— Begin DATA FOR THE TASK —

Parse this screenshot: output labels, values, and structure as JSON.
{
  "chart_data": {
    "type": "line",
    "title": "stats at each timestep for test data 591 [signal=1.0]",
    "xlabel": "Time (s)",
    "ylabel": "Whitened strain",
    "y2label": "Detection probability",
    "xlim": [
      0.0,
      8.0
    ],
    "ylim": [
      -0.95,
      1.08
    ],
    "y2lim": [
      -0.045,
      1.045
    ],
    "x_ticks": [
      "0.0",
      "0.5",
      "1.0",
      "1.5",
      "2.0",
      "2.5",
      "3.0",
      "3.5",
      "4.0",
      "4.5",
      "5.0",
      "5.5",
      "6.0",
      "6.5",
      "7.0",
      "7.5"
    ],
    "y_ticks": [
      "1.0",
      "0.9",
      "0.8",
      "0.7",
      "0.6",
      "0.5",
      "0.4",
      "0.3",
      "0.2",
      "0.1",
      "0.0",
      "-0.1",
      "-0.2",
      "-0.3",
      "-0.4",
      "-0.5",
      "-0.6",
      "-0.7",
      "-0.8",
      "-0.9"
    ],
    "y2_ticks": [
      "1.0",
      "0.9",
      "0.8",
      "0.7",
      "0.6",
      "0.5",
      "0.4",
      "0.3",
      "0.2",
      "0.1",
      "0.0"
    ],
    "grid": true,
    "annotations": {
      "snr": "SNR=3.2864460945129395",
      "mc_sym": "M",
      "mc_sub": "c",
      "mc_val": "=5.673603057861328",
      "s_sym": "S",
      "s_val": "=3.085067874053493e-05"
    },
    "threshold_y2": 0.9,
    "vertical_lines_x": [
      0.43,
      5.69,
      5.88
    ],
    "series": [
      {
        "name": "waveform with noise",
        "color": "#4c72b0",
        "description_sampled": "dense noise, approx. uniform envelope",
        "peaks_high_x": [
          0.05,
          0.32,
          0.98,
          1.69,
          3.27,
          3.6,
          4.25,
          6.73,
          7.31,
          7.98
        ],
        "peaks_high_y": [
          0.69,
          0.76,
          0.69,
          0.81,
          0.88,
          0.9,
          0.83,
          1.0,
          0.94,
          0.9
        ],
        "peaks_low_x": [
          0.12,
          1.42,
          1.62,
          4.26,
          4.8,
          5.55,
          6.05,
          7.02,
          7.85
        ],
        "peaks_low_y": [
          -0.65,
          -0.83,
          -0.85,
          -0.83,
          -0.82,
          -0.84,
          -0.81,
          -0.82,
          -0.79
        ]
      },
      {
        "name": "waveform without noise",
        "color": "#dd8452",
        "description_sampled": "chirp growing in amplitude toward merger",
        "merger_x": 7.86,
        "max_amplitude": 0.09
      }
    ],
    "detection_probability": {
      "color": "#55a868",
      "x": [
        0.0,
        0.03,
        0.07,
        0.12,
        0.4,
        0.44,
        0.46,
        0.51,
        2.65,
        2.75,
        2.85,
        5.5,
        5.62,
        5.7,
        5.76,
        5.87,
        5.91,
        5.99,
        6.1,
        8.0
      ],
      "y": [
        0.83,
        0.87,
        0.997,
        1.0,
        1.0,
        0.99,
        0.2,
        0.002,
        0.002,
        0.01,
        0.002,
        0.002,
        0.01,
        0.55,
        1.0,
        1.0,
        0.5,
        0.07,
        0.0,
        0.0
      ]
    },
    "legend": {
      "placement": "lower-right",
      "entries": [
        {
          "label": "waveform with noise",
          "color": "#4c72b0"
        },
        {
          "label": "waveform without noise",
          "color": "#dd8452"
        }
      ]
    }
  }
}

— End DATA FOR THE TASK —

GIVEN PROBLEM: Your task is to quote all of the data word for word.

WRITTEN SOLUTION:
Parse this screenshot: output labels, values, and structure as JSON.
{
  "chart_data": {
    "type": "line",
    "title": "stats at each timestep for test data 591 [signal=1.0]",
    "xlabel": "Time (s)",
    "ylabel": "Whitened strain",
    "y2label": "Detection probability",
    "xlim": [
      0.0,
      8.0
    ],
    "ylim": [
      -0.95,
      1.08
    ],
    "y2lim": [
      -0.045,
      1.045
    ],
    "x_ticks": [
      "0.0",
      "0.5",
      "1.0",
      "1.5",
      "2.0",
      "2.5",
      "3.0",
      "3.5",
      "4.0",
      "4.5",
      "5.0",
      "5.5",
      "6.0",
      "6.5",
      "7.0",
      "7.5"
    ],
    "y_ticks": [
      "1.0",
      "0.9",
      "0.8",
      "0.7",
      "0.6",
      "0.5",
      "0.4",
      "0.3",
      "0.2",
      "0.1",
      "0.0",
      "-0.1",
      "-0.2",
      "-0.3",
      "-0.4",
      "-0.5",
      "-0.6",
      "-0.7",
      "-0.8",
      "-0.9"
    ],
    "y2_ticks": [
      "1.0",
      "0.9",
      "0.8",
      "0.7",
      "0.6",
      "0.5",
      "0.4",
      "0.3",
      "0.2",
      "0.1",
      "0.0"
    ],
    "grid": true,
    "annotations": {
      "snr": "SNR=3.2864460945129395",
      "mc_sym": "M",
      "mc_sub": "c",
      "mc_val": "=5.673603057861328",
      "s_sym": "S",
      "s_val": "=3.085067874053493e-05"
    },
    "threshold_y2": 0.9,
    "vertical_lines_x": [
      0.43,
      5.69,
      5.88
    ],
    "series": [
      {
        "name": "waveform with noise",
        "color": "#4c72b0",
        "description_sampled": "dense noise, approx. uniform envelope",
        "peaks_high_x": [
          0.05,
          0.32,
          0.98,
          1.69,
          3.27,
          3.6,
          4.25,
          6.73,
          7.31,
          7.98
        ],
        "peaks_high_y": [
          0.69,
          0.76,
          0.69,
          0.81,
          0.88,
          0.9,
          0.83,
          1.0,
          0.94,
          0.9
        ],
        "peaks_low_x": [
          0.12,
          1.42,
          1.62,
          4.26,
          4.8,
          5.55,
          6.05,
          7.02,
          7.85
        ],
        "peaks_low_y": [
          -0.65,
          -0.83,
          -0.85,
          -0.83,
          -0.82,
          -0.84,
          -0.81,
          -0.82,
          -0.79
        ]
      },
      {
        "name": "waveform without noise",
        "color": "#dd8452",
        "description_sampled": "chirp growing in amplitude toward merger",
        "merger_x": 7.86,
        "max_amplitude": 0.09
      }
    ],
    "detection_probability": {
      "color": "#55a868",
      "x": [
        0.0,
        0.03,
        0.07,
        0.12,
        0.4,
        0.44,
        0.46,
        0.51,
        2.65,
        2.75,
        2.85,
        5.5,
        5.62,
        5.7,
        5.76,
        5.87,
        5.91,
        5.99,
        6.1,
        8.0
      ],
      "y": [
        0.83,
        0.87,
        0.997,
        1.0,
        1.0,
        0.99,
        0.2,
        0.002,
        0.002,
        0.01,
        0.002,
        0.002,
        0.01,
        0.55,
        1.0,
        1.0,
        0.5,
        0.07,
        0.0,
        0.0
      ]
    },
    "legend": {
      "placement": "lower-right",
      "entries": [
        {
          "label": "waveform with noise",
          "color": "#4c72b0"
        },
        {
          "label": "waveform without noise",
          "color": "#dd8452"
        }
      ]
    }
  }
}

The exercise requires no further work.